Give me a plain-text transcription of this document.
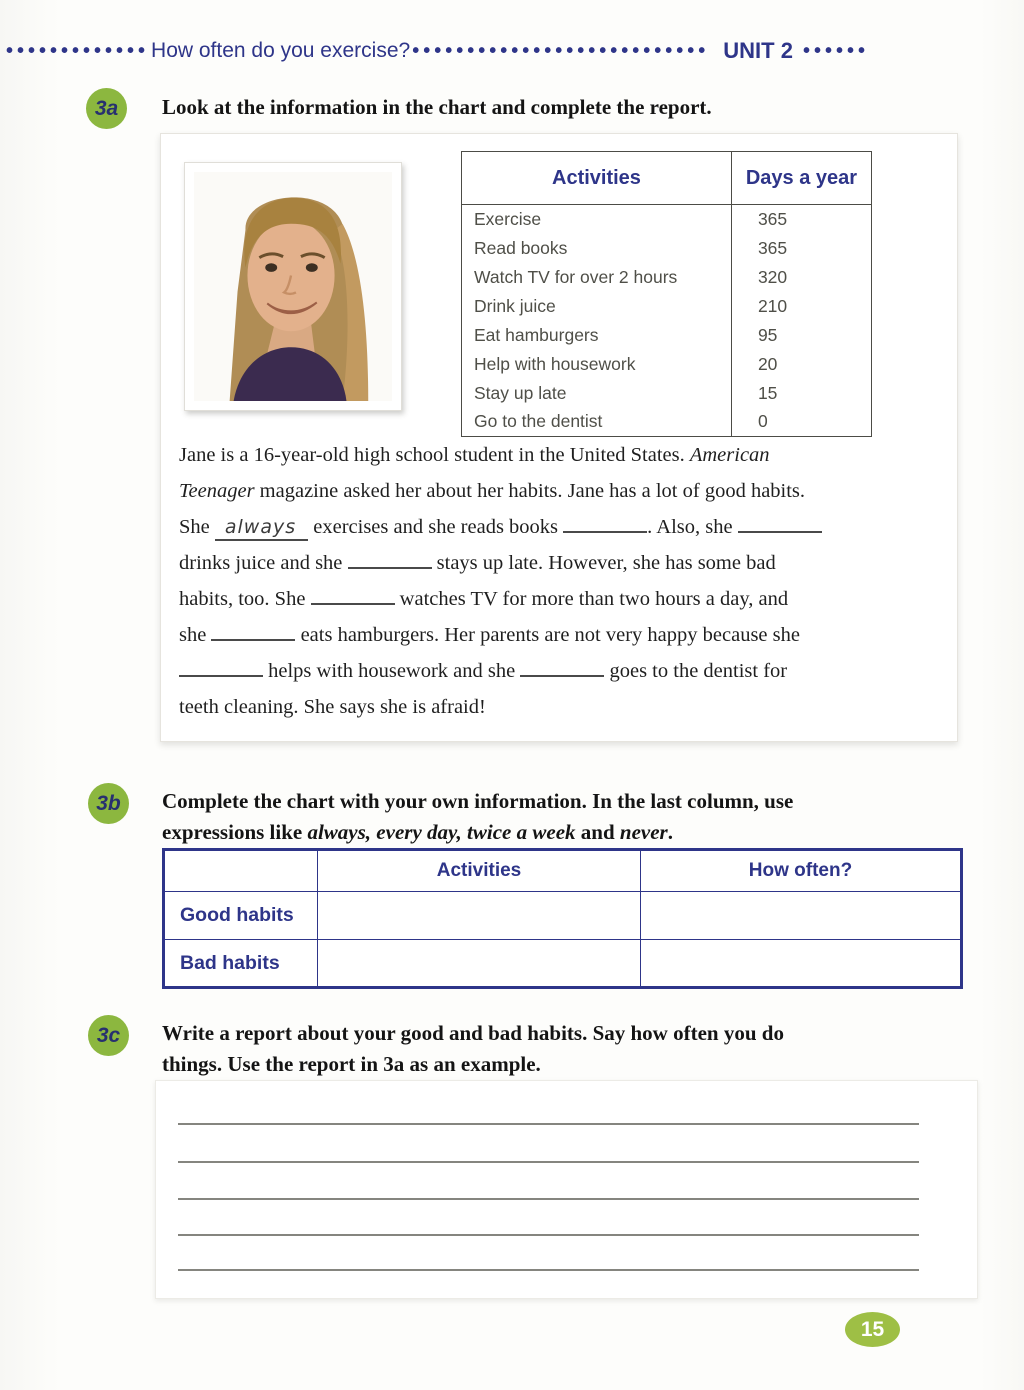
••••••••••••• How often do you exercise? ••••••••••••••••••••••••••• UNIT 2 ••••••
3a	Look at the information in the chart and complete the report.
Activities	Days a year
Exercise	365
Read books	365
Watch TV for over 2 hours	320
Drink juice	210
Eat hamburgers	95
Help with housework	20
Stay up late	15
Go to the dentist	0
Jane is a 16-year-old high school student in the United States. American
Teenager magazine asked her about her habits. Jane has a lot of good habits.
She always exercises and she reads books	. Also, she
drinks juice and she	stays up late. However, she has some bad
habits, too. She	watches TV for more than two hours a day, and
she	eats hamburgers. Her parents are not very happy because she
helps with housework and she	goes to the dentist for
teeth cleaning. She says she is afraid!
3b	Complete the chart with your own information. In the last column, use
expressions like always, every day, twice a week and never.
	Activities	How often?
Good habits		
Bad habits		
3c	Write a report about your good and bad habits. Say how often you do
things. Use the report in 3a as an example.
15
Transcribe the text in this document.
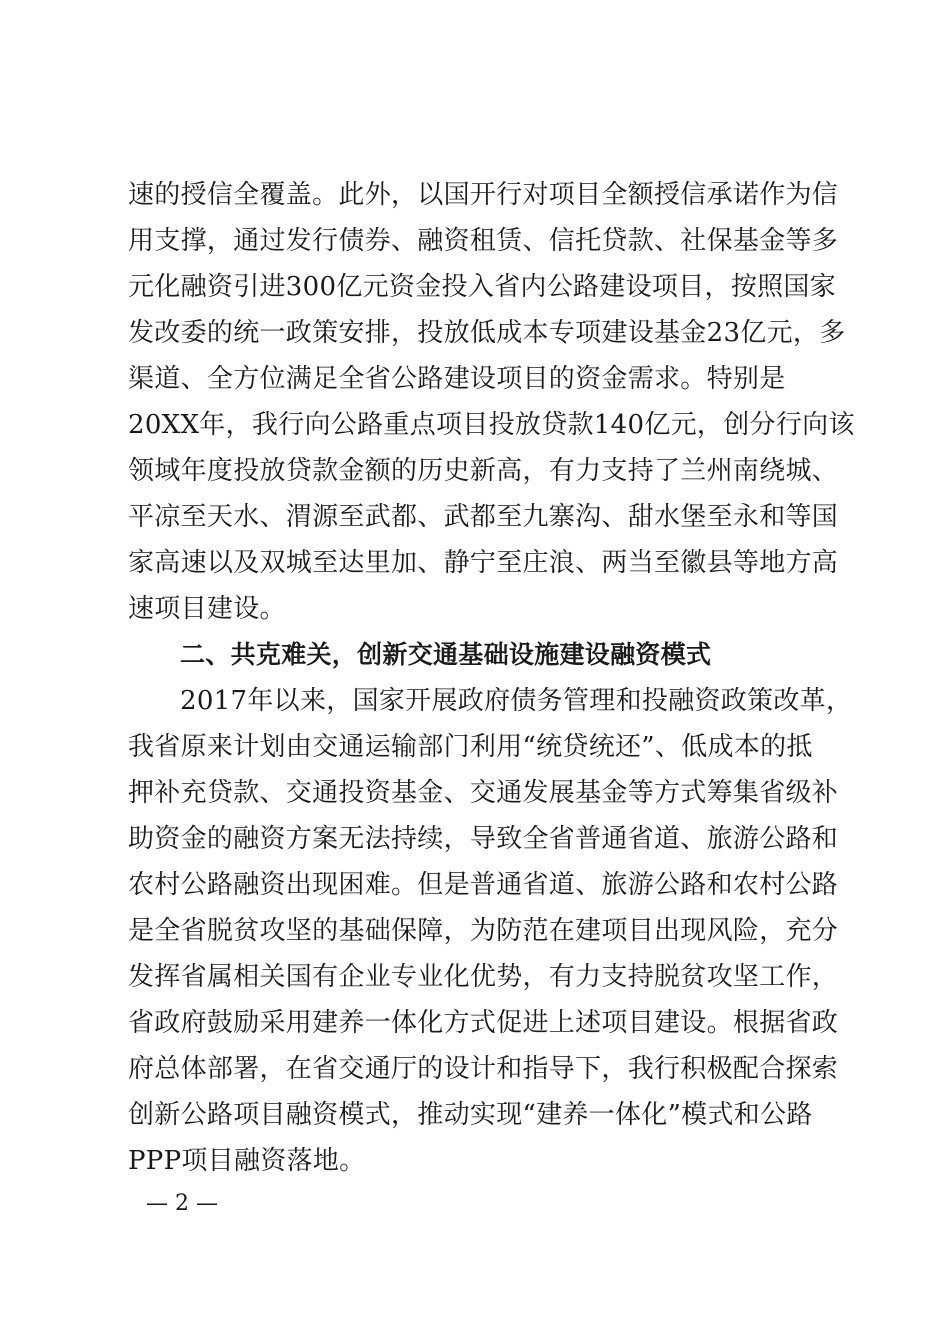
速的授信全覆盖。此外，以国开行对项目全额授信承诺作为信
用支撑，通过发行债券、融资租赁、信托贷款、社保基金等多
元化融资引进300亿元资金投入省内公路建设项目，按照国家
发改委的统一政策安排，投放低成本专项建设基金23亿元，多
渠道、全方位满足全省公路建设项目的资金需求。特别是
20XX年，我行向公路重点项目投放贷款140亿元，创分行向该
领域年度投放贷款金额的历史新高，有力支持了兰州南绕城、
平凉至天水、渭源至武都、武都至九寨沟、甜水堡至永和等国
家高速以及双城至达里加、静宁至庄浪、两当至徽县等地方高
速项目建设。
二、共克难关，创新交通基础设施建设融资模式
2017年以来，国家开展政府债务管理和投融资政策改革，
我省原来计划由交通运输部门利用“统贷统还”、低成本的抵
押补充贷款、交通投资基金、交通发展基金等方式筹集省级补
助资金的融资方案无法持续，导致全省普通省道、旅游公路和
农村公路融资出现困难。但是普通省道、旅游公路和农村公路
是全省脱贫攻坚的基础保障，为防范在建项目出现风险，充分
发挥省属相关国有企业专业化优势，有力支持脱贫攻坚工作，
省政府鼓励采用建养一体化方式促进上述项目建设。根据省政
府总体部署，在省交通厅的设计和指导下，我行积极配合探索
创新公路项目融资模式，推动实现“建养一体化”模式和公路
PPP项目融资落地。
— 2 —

EXERCISE DESCRIPTION: Find the word "text" and list each line it appears in.

SOLUTION FOR THIS EXERCISE:
Give me a plain-text transcription of this document.
Transcribe the text in this document.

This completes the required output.